| Raw records |
☆ ☆ ☆

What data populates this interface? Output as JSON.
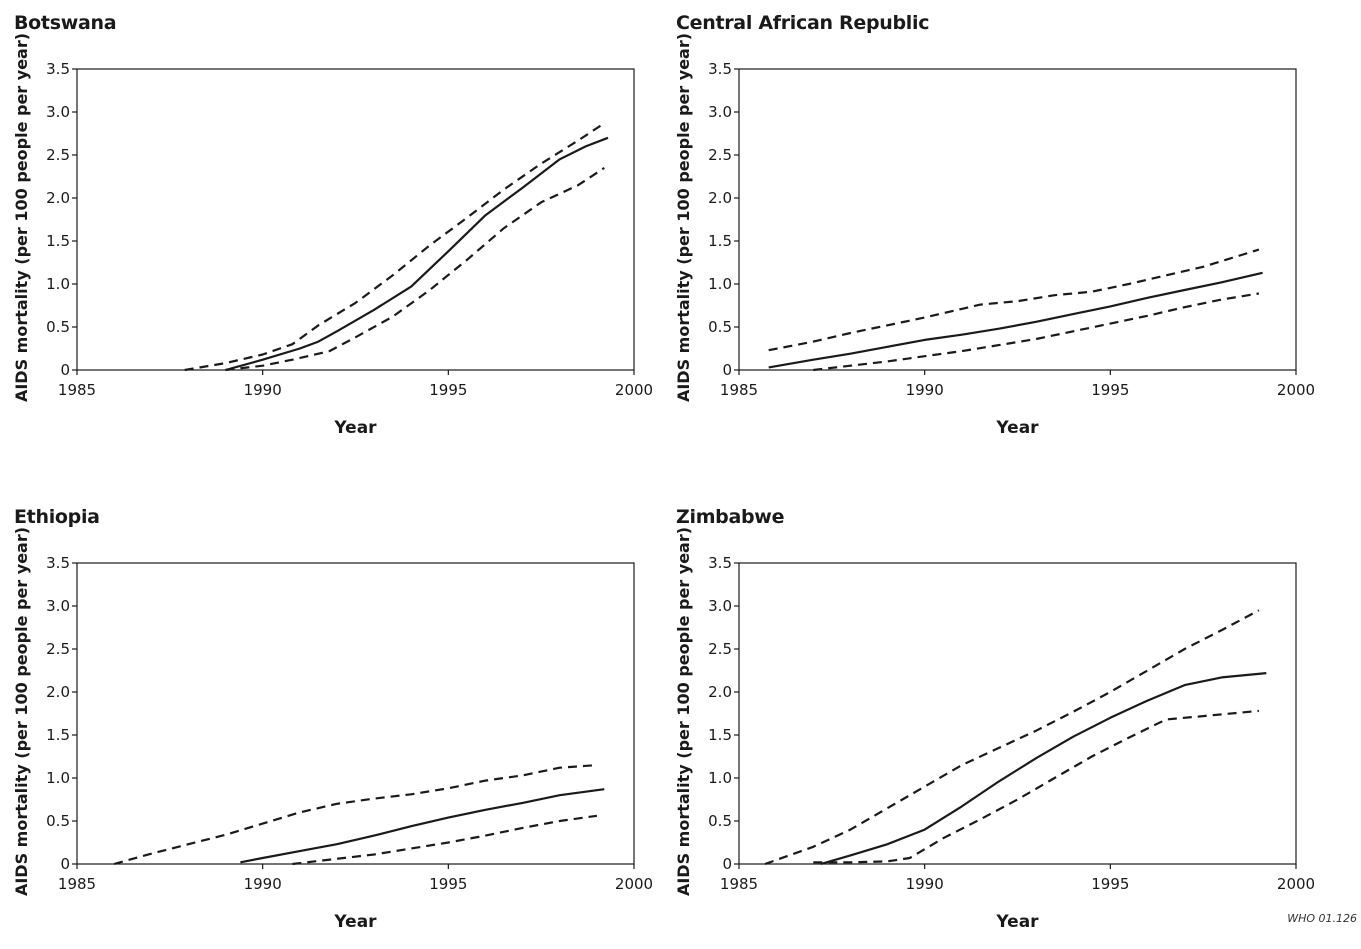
{
  "credit": "WHO 01.126",
  "chart_data": [
    {
      "type": "line",
      "title": "Botswana",
      "xlabel": "Year",
      "ylabel": "AIDS mortality (per 100 people per year)",
      "xlim": [
        1985,
        2000
      ],
      "ylim": [
        0,
        3.5
      ],
      "xticks": [
        "1985",
        "1990",
        "1995",
        "2000"
      ],
      "yticks": [
        "0",
        "0.5",
        "1.0",
        "1.5",
        "2.0",
        "2.5",
        "3.0",
        "3.5"
      ],
      "series": [
        {
          "style": "solid",
          "x": [
            1989.0,
            1990.0,
            1991.0,
            1991.5,
            1992.0,
            1993.0,
            1994.0,
            1995.0,
            1996.0,
            1997.0,
            1998.0,
            1998.7,
            1999.3
          ],
          "y": [
            0,
            0.12,
            0.25,
            0.33,
            0.45,
            0.7,
            0.97,
            1.38,
            1.8,
            2.12,
            2.45,
            2.6,
            2.7
          ]
        },
        {
          "style": "dashed",
          "x": [
            1987.9,
            1989.0,
            1990.0,
            1990.8,
            1991.5,
            1992.5,
            1993.5,
            1994.5,
            1995.5,
            1996.5,
            1997.5,
            1998.5,
            1999.2
          ],
          "y": [
            0,
            0.08,
            0.18,
            0.3,
            0.52,
            0.78,
            1.1,
            1.45,
            1.77,
            2.1,
            2.4,
            2.67,
            2.87
          ]
        },
        {
          "style": "dashed",
          "x": [
            1989.0,
            1990.0,
            1990.8,
            1991.8,
            1992.5,
            1993.5,
            1994.5,
            1995.5,
            1996.5,
            1997.5,
            1998.5,
            1999.2
          ],
          "y": [
            0,
            0.05,
            0.12,
            0.22,
            0.38,
            0.62,
            0.93,
            1.28,
            1.65,
            1.95,
            2.15,
            2.35
          ]
        }
      ]
    },
    {
      "type": "line",
      "title": "Central African Republic",
      "xlabel": "Year",
      "ylabel": "AIDS mortality (per 100 people per year)",
      "xlim": [
        1985,
        2000
      ],
      "ylim": [
        0,
        3.5
      ],
      "xticks": [
        "1985",
        "1990",
        "1995",
        "2000"
      ],
      "yticks": [
        "0",
        "0.5",
        "1.0",
        "1.5",
        "2.0",
        "2.5",
        "3.0",
        "3.5"
      ],
      "series": [
        {
          "style": "solid",
          "x": [
            1985.8,
            1987.0,
            1988.0,
            1989.0,
            1990.0,
            1991.0,
            1992.0,
            1993.0,
            1994.0,
            1995.0,
            1996.0,
            1997.0,
            1998.0,
            1999.1
          ],
          "y": [
            0.03,
            0.12,
            0.19,
            0.27,
            0.35,
            0.41,
            0.48,
            0.56,
            0.65,
            0.74,
            0.84,
            0.93,
            1.02,
            1.13
          ]
        },
        {
          "style": "dashed",
          "x": [
            1985.8,
            1987.0,
            1988.0,
            1989.0,
            1990.0,
            1991.0,
            1991.5,
            1992.5,
            1993.5,
            1994.5,
            1995.5,
            1996.5,
            1997.5,
            1999.0
          ],
          "y": [
            0.23,
            0.33,
            0.43,
            0.52,
            0.61,
            0.71,
            0.76,
            0.8,
            0.87,
            0.91,
            1.0,
            1.1,
            1.2,
            1.4
          ]
        },
        {
          "style": "dashed",
          "x": [
            1987.0,
            1988.0,
            1989.0,
            1990.0,
            1991.0,
            1992.0,
            1993.0,
            1994.0,
            1995.0,
            1996.0,
            1997.0,
            1998.0,
            1999.0
          ],
          "y": [
            0,
            0.05,
            0.1,
            0.16,
            0.22,
            0.29,
            0.36,
            0.45,
            0.54,
            0.63,
            0.73,
            0.82,
            0.89
          ]
        }
      ]
    },
    {
      "type": "line",
      "title": "Ethiopia",
      "xlabel": "Year",
      "ylabel": "AIDS mortality (per 100 people per year)",
      "xlim": [
        1985,
        2000
      ],
      "ylim": [
        0,
        3.5
      ],
      "xticks": [
        "1985",
        "1990",
        "1995",
        "2000"
      ],
      "yticks": [
        "0",
        "0.5",
        "1.0",
        "1.5",
        "2.0",
        "2.5",
        "3.0",
        "3.5"
      ],
      "series": [
        {
          "style": "solid",
          "x": [
            1989.4,
            1990.0,
            1991.0,
            1992.0,
            1993.0,
            1994.0,
            1995.0,
            1996.0,
            1997.0,
            1998.0,
            1999.2
          ],
          "y": [
            0.02,
            0.07,
            0.15,
            0.23,
            0.33,
            0.44,
            0.54,
            0.63,
            0.71,
            0.8,
            0.87
          ]
        },
        {
          "style": "dashed",
          "x": [
            1986.0,
            1987.0,
            1988.0,
            1989.0,
            1990.0,
            1991.0,
            1992.0,
            1993.0,
            1994.0,
            1995.0,
            1996.0,
            1997.0,
            1998.0,
            1999.0
          ],
          "y": [
            0,
            0.12,
            0.23,
            0.34,
            0.47,
            0.6,
            0.7,
            0.76,
            0.81,
            0.88,
            0.97,
            1.03,
            1.12,
            1.15
          ]
        },
        {
          "style": "dashed",
          "x": [
            1990.8,
            1992.0,
            1993.0,
            1994.0,
            1995.0,
            1996.0,
            1997.0,
            1998.0,
            1999.0
          ],
          "y": [
            0,
            0.06,
            0.11,
            0.18,
            0.25,
            0.33,
            0.42,
            0.5,
            0.56
          ]
        }
      ]
    },
    {
      "type": "line",
      "title": "Zimbabwe",
      "xlabel": "Year",
      "ylabel": "AIDS mortality (per 100 people per year)",
      "xlim": [
        1985,
        2000
      ],
      "ylim": [
        0,
        3.5
      ],
      "xticks": [
        "1985",
        "1990",
        "1995",
        "2000"
      ],
      "yticks": [
        "0",
        "0.5",
        "1.0",
        "1.5",
        "2.0",
        "2.5",
        "3.0",
        "3.5"
      ],
      "series": [
        {
          "style": "solid",
          "x": [
            1987.2,
            1988.0,
            1989.0,
            1990.0,
            1991.0,
            1992.0,
            1993.0,
            1994.0,
            1995.0,
            1996.0,
            1997.0,
            1998.0,
            1999.2
          ],
          "y": [
            0,
            0.1,
            0.23,
            0.4,
            0.67,
            0.96,
            1.23,
            1.48,
            1.7,
            1.9,
            2.08,
            2.17,
            2.22
          ]
        },
        {
          "style": "dashed",
          "x": [
            1985.7,
            1987.0,
            1988.0,
            1989.0,
            1990.0,
            1991.0,
            1992.0,
            1993.0,
            1994.0,
            1995.0,
            1996.0,
            1997.0,
            1998.0,
            1999.0
          ],
          "y": [
            0,
            0.2,
            0.4,
            0.65,
            0.9,
            1.15,
            1.35,
            1.55,
            1.77,
            2.0,
            2.25,
            2.5,
            2.72,
            2.95
          ]
        },
        {
          "style": "dashed",
          "x": [
            1987.0,
            1988.0,
            1989.0,
            1989.6,
            1990.5,
            1991.5,
            1992.5,
            1993.5,
            1994.5,
            1995.5,
            1996.5,
            1997.5,
            1999.0
          ],
          "y": [
            0.02,
            0.02,
            0.03,
            0.07,
            0.3,
            0.52,
            0.75,
            1.0,
            1.25,
            1.47,
            1.68,
            1.72,
            1.78
          ]
        }
      ]
    }
  ]
}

☆ ☆ ☆

| Task statement |
Reproduce all the records verbatim, excluding images.

| Response |
What data populates this interface? Output as JSON.
{
  "credit": "WHO 01.126",
  "chart_data": [
    {
      "type": "line",
      "title": "Botswana",
      "xlabel": "Year",
      "ylabel": "AIDS mortality (per 100 people per year)",
      "xlim": [
        1985,
        2000
      ],
      "ylim": [
        0,
        3.5
      ],
      "xticks": [
        "1985",
        "1990",
        "1995",
        "2000"
      ],
      "yticks": [
        "0",
        "0.5",
        "1.0",
        "1.5",
        "2.0",
        "2.5",
        "3.0",
        "3.5"
      ],
      "series": [
        {
          "style": "solid",
          "x": [
            1989.0,
            1990.0,
            1991.0,
            1991.5,
            1992.0,
            1993.0,
            1994.0,
            1995.0,
            1996.0,
            1997.0,
            1998.0,
            1998.7,
            1999.3
          ],
          "y": [
            0,
            0.12,
            0.25,
            0.33,
            0.45,
            0.7,
            0.97,
            1.38,
            1.8,
            2.12,
            2.45,
            2.6,
            2.7
          ]
        },
        {
          "style": "dashed",
          "x": [
            1987.9,
            1989.0,
            1990.0,
            1990.8,
            1991.5,
            1992.5,
            1993.5,
            1994.5,
            1995.5,
            1996.5,
            1997.5,
            1998.5,
            1999.2
          ],
          "y": [
            0,
            0.08,
            0.18,
            0.3,
            0.52,
            0.78,
            1.1,
            1.45,
            1.77,
            2.1,
            2.4,
            2.67,
            2.87
          ]
        },
        {
          "style": "dashed",
          "x": [
            1989.0,
            1990.0,
            1990.8,
            1991.8,
            1992.5,
            1993.5,
            1994.5,
            1995.5,
            1996.5,
            1997.5,
            1998.5,
            1999.2
          ],
          "y": [
            0,
            0.05,
            0.12,
            0.22,
            0.38,
            0.62,
            0.93,
            1.28,
            1.65,
            1.95,
            2.15,
            2.35
          ]
        }
      ]
    },
    {
      "type": "line",
      "title": "Central African Republic",
      "xlabel": "Year",
      "ylabel": "AIDS mortality (per 100 people per year)",
      "xlim": [
        1985,
        2000
      ],
      "ylim": [
        0,
        3.5
      ],
      "xticks": [
        "1985",
        "1990",
        "1995",
        "2000"
      ],
      "yticks": [
        "0",
        "0.5",
        "1.0",
        "1.5",
        "2.0",
        "2.5",
        "3.0",
        "3.5"
      ],
      "series": [
        {
          "style": "solid",
          "x": [
            1985.8,
            1987.0,
            1988.0,
            1989.0,
            1990.0,
            1991.0,
            1992.0,
            1993.0,
            1994.0,
            1995.0,
            1996.0,
            1997.0,
            1998.0,
            1999.1
          ],
          "y": [
            0.03,
            0.12,
            0.19,
            0.27,
            0.35,
            0.41,
            0.48,
            0.56,
            0.65,
            0.74,
            0.84,
            0.93,
            1.02,
            1.13
          ]
        },
        {
          "style": "dashed",
          "x": [
            1985.8,
            1987.0,
            1988.0,
            1989.0,
            1990.0,
            1991.0,
            1991.5,
            1992.5,
            1993.5,
            1994.5,
            1995.5,
            1996.5,
            1997.5,
            1999.0
          ],
          "y": [
            0.23,
            0.33,
            0.43,
            0.52,
            0.61,
            0.71,
            0.76,
            0.8,
            0.87,
            0.91,
            1.0,
            1.1,
            1.2,
            1.4
          ]
        },
        {
          "style": "dashed",
          "x": [
            1987.0,
            1988.0,
            1989.0,
            1990.0,
            1991.0,
            1992.0,
            1993.0,
            1994.0,
            1995.0,
            1996.0,
            1997.0,
            1998.0,
            1999.0
          ],
          "y": [
            0,
            0.05,
            0.1,
            0.16,
            0.22,
            0.29,
            0.36,
            0.45,
            0.54,
            0.63,
            0.73,
            0.82,
            0.89
          ]
        }
      ]
    },
    {
      "type": "line",
      "title": "Ethiopia",
      "xlabel": "Year",
      "ylabel": "AIDS mortality (per 100 people per year)",
      "xlim": [
        1985,
        2000
      ],
      "ylim": [
        0,
        3.5
      ],
      "xticks": [
        "1985",
        "1990",
        "1995",
        "2000"
      ],
      "yticks": [
        "0",
        "0.5",
        "1.0",
        "1.5",
        "2.0",
        "2.5",
        "3.0",
        "3.5"
      ],
      "series": [
        {
          "style": "solid",
          "x": [
            1989.4,
            1990.0,
            1991.0,
            1992.0,
            1993.0,
            1994.0,
            1995.0,
            1996.0,
            1997.0,
            1998.0,
            1999.2
          ],
          "y": [
            0.02,
            0.07,
            0.15,
            0.23,
            0.33,
            0.44,
            0.54,
            0.63,
            0.71,
            0.8,
            0.87
          ]
        },
        {
          "style": "dashed",
          "x": [
            1986.0,
            1987.0,
            1988.0,
            1989.0,
            1990.0,
            1991.0,
            1992.0,
            1993.0,
            1994.0,
            1995.0,
            1996.0,
            1997.0,
            1998.0,
            1999.0
          ],
          "y": [
            0,
            0.12,
            0.23,
            0.34,
            0.47,
            0.6,
            0.7,
            0.76,
            0.81,
            0.88,
            0.97,
            1.03,
            1.12,
            1.15
          ]
        },
        {
          "style": "dashed",
          "x": [
            1990.8,
            1992.0,
            1993.0,
            1994.0,
            1995.0,
            1996.0,
            1997.0,
            1998.0,
            1999.0
          ],
          "y": [
            0,
            0.06,
            0.11,
            0.18,
            0.25,
            0.33,
            0.42,
            0.5,
            0.56
          ]
        }
      ]
    },
    {
      "type": "line",
      "title": "Zimbabwe",
      "xlabel": "Year",
      "ylabel": "AIDS mortality (per 100 people per year)",
      "xlim": [
        1985,
        2000
      ],
      "ylim": [
        0,
        3.5
      ],
      "xticks": [
        "1985",
        "1990",
        "1995",
        "2000"
      ],
      "yticks": [
        "0",
        "0.5",
        "1.0",
        "1.5",
        "2.0",
        "2.5",
        "3.0",
        "3.5"
      ],
      "series": [
        {
          "style": "solid",
          "x": [
            1987.2,
            1988.0,
            1989.0,
            1990.0,
            1991.0,
            1992.0,
            1993.0,
            1994.0,
            1995.0,
            1996.0,
            1997.0,
            1998.0,
            1999.2
          ],
          "y": [
            0,
            0.1,
            0.23,
            0.4,
            0.67,
            0.96,
            1.23,
            1.48,
            1.7,
            1.9,
            2.08,
            2.17,
            2.22
          ]
        },
        {
          "style": "dashed",
          "x": [
            1985.7,
            1987.0,
            1988.0,
            1989.0,
            1990.0,
            1991.0,
            1992.0,
            1993.0,
            1994.0,
            1995.0,
            1996.0,
            1997.0,
            1998.0,
            1999.0
          ],
          "y": [
            0,
            0.2,
            0.4,
            0.65,
            0.9,
            1.15,
            1.35,
            1.55,
            1.77,
            2.0,
            2.25,
            2.5,
            2.72,
            2.95
          ]
        },
        {
          "style": "dashed",
          "x": [
            1987.0,
            1988.0,
            1989.0,
            1989.6,
            1990.5,
            1991.5,
            1992.5,
            1993.5,
            1994.5,
            1995.5,
            1996.5,
            1997.5,
            1999.0
          ],
          "y": [
            0.02,
            0.02,
            0.03,
            0.07,
            0.3,
            0.52,
            0.75,
            1.0,
            1.25,
            1.47,
            1.68,
            1.72,
            1.78
          ]
        }
      ]
    }
  ]
}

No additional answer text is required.